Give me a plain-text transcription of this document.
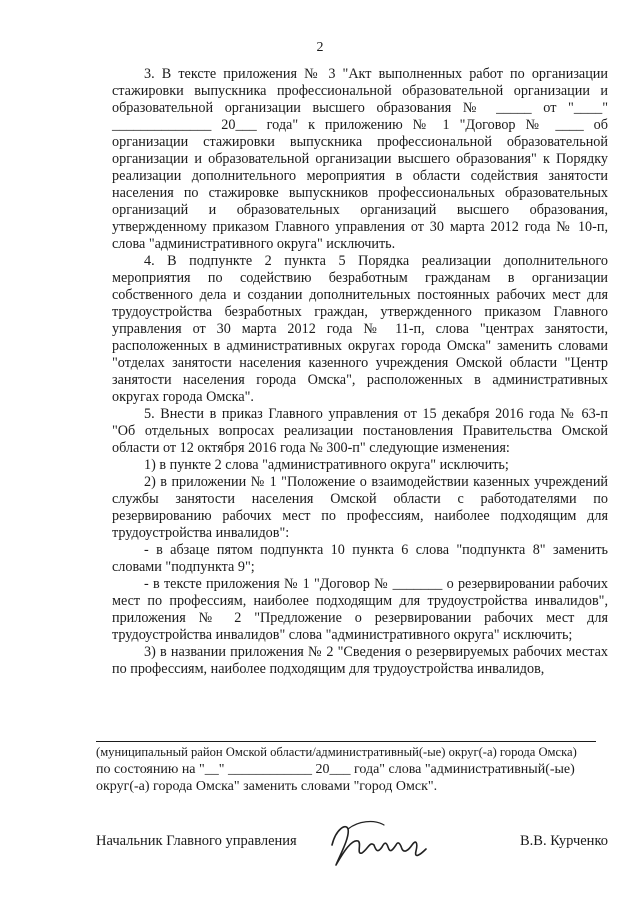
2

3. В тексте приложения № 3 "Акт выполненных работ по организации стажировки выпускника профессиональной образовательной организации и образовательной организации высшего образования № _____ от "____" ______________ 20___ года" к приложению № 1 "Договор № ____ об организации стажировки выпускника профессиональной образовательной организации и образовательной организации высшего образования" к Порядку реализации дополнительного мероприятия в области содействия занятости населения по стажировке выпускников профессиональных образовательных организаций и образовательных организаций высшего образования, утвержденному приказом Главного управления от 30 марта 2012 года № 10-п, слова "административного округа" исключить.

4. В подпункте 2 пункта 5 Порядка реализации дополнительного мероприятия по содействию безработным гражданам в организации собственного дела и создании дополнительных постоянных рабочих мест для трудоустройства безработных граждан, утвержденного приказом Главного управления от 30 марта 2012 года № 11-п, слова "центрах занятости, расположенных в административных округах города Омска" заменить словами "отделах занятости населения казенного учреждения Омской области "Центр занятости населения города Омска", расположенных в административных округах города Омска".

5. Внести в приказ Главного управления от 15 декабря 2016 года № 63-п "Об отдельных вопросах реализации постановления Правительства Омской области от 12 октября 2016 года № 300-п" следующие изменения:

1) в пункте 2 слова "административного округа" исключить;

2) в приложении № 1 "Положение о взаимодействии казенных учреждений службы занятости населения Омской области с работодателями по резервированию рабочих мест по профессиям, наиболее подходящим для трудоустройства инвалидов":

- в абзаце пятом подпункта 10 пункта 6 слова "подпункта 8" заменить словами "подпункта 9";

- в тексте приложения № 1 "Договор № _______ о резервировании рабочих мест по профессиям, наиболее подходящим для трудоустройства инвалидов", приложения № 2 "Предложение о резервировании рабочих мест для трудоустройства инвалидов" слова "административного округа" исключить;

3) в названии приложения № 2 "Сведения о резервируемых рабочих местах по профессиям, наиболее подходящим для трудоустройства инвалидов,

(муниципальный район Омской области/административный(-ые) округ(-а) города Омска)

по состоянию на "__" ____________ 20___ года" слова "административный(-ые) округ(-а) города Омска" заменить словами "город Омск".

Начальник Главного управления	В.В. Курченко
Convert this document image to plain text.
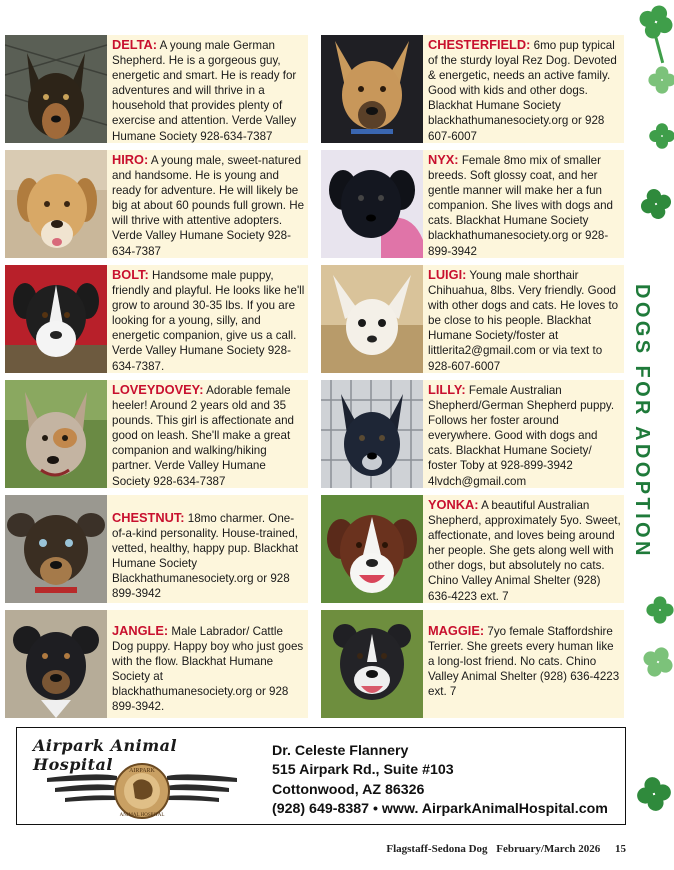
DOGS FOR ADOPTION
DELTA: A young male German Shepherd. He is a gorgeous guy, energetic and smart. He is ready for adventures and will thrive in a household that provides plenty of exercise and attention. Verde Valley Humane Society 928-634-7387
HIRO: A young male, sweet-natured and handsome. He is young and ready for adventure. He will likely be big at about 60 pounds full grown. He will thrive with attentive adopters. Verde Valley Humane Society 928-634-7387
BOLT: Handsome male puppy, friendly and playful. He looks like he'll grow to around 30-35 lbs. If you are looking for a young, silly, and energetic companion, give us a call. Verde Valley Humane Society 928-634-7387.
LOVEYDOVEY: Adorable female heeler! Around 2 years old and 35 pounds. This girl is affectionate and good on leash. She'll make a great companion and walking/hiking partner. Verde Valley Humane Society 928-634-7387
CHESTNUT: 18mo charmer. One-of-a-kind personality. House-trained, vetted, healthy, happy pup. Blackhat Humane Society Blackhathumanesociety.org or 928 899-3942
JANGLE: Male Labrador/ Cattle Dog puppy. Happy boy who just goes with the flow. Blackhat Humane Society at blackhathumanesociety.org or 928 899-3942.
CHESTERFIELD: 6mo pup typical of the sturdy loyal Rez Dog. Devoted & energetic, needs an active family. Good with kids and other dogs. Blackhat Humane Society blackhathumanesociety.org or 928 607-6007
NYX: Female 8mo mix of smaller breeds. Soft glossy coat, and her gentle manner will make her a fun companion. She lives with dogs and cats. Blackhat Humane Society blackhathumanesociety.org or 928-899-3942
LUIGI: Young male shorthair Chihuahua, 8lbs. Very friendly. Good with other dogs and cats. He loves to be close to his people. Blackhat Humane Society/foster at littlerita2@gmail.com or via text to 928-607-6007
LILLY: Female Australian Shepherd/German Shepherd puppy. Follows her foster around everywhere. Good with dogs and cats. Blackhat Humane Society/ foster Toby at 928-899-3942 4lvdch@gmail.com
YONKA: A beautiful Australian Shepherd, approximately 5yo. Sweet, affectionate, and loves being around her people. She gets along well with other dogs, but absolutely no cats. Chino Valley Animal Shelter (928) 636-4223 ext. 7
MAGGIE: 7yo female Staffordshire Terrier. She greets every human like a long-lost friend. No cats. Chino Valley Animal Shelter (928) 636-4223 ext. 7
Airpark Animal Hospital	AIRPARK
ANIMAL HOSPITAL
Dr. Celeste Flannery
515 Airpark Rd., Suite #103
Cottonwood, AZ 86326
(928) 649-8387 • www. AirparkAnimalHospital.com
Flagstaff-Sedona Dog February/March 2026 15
______________________________
### TASK INSTRUCTIONS
Your task is to transcribe all of the records precisely, with no images included.

### SOLUTION TO THE PROBLEM
Give me a plain-text transcription of this document.
2

3. В тексте приложения № 3 "Акт выполненных работ по организации стажировки выпускника профессиональной образовательной организации и образовательной организации высшего образования № _____ от "____" ______________ 20___ года" к приложению № 1 "Договор № ____ об организации стажировки выпускника профессиональной образовательной организации и образовательной организации высшего образования" к Порядку реализации дополнительного мероприятия в области содействия занятости населения по стажировке выпускников профессиональных образовательных организаций и образовательных организаций высшего образования, утвержденному приказом Главного управления от 30 марта 2012 года № 10-п, слова "административного округа" исключить.

4. В подпункте 2 пункта 5 Порядка реализации дополнительного мероприятия по содействию безработным гражданам в организации собственного дела и создании дополнительных постоянных рабочих мест для трудоустройства безработных граждан, утвержденного приказом Главного управления от 30 марта 2012 года № 11-п, слова "центрах занятости, расположенных в административных округах города Омска" заменить словами "отделах занятости населения казенного учреждения Омской области "Центр занятости населения города Омска", расположенных в административных округах города Омска".

5. Внести в приказ Главного управления от 15 декабря 2016 года № 63-п "Об отдельных вопросах реализации постановления Правительства Омской области от 12 октября 2016 года № 300-п" следующие изменения:

1) в пункте 2 слова "административного округа" исключить;

2) в приложении № 1 "Положение о взаимодействии казенных учреждений службы занятости населения Омской области с работодателями по резервированию рабочих мест по профессиям, наиболее подходящим для трудоустройства инвалидов":

- в абзаце пятом подпункта 10 пункта 6 слова "подпункта 8" заменить словами "подпункта 9";

- в тексте приложения № 1 "Договор № _______ о резервировании рабочих мест по профессиям, наиболее подходящим для трудоустройства инвалидов", приложения № 2 "Предложение о резервировании рабочих мест для трудоустройства инвалидов" слова "административного округа" исключить;

3) в названии приложения № 2 "Сведения о резервируемых рабочих местах по профессиям, наиболее подходящим для трудоустройства инвалидов,

(муниципальный район Омской области/административный(-ые) округ(-а) города Омска)

по состоянию на "__" ____________ 20___ года" слова "административный(-ые) округ(-а) города Омска" заменить словами "город Омск".

Начальник Главного управления	В.В. Курченко
Convert this document image to plain text.
DOGS FOR ADOPTION
DELTA: A young male German Shepherd. He is a gorgeous guy, energetic and smart. He is ready for adventures and will thrive in a household that provides plenty of exercise and attention. Verde Valley Humane Society 928-634-7387
HIRO: A young male, sweet-natured and handsome. He is young and ready for adventure. He will likely be big at about 60 pounds full grown. He will thrive with attentive adopters. Verde Valley Humane Society 928-634-7387
BOLT: Handsome male puppy, friendly and playful. He looks like he'll grow to around 30-35 lbs. If you are looking for a young, silly, and energetic companion, give us a call. Verde Valley Humane Society 928-634-7387.
LOVEYDOVEY: Adorable female heeler! Around 2 years old and 35 pounds. This girl is affectionate and good on leash. She'll make a great companion and walking/hiking partner. Verde Valley Humane Society 928-634-7387
CHESTNUT: 18mo charmer. One-of-a-kind personality. House-trained, vetted, healthy, happy pup. Blackhat Humane Society Blackhathumanesociety.org or 928 899-3942
JANGLE: Male Labrador/ Cattle Dog puppy. Happy boy who just goes with the flow. Blackhat Humane Society at blackhathumanesociety.org or 928 899-3942.
CHESTERFIELD: 6mo pup typical of the sturdy loyal Rez Dog. Devoted & energetic, needs an active family. Good with kids and other dogs. Blackhat Humane Society blackhathumanesociety.org or 928 607-6007
NYX: Female 8mo mix of smaller breeds. Soft glossy coat, and her gentle manner will make her a fun companion. She lives with dogs and cats. Blackhat Humane Society blackhathumanesociety.org or 928-899-3942
LUIGI: Young male shorthair Chihuahua, 8lbs. Very friendly. Good with other dogs and cats. He loves to be close to his people. Blackhat Humane Society/foster at littlerita2@gmail.com or via text to 928-607-6007
LILLY: Female Australian Shepherd/German Shepherd puppy. Follows her foster around everywhere. Good with dogs and cats. Blackhat Humane Society/ foster Toby at 928-899-3942 4lvdch@gmail.com
YONKA: A beautiful Australian Shepherd, approximately 5yo. Sweet, affectionate, and loves being around her people. She gets along well with other dogs, but absolutely no cats. Chino Valley Animal Shelter (928) 636-4223 ext. 7
MAGGIE: 7yo female Staffordshire Terrier. She greets every human like a long-lost friend. No cats. Chino Valley Animal Shelter (928) 636-4223 ext. 7
Airpark Animal Hospital	AIRPARK
ANIMAL HOSPITAL
Dr. Celeste Flannery
515 Airpark Rd., Suite #103
Cottonwood, AZ 86326
(928) 649-8387 • www. AirparkAnimalHospital.com
Flagstaff-Sedona Dog February/March 2026 15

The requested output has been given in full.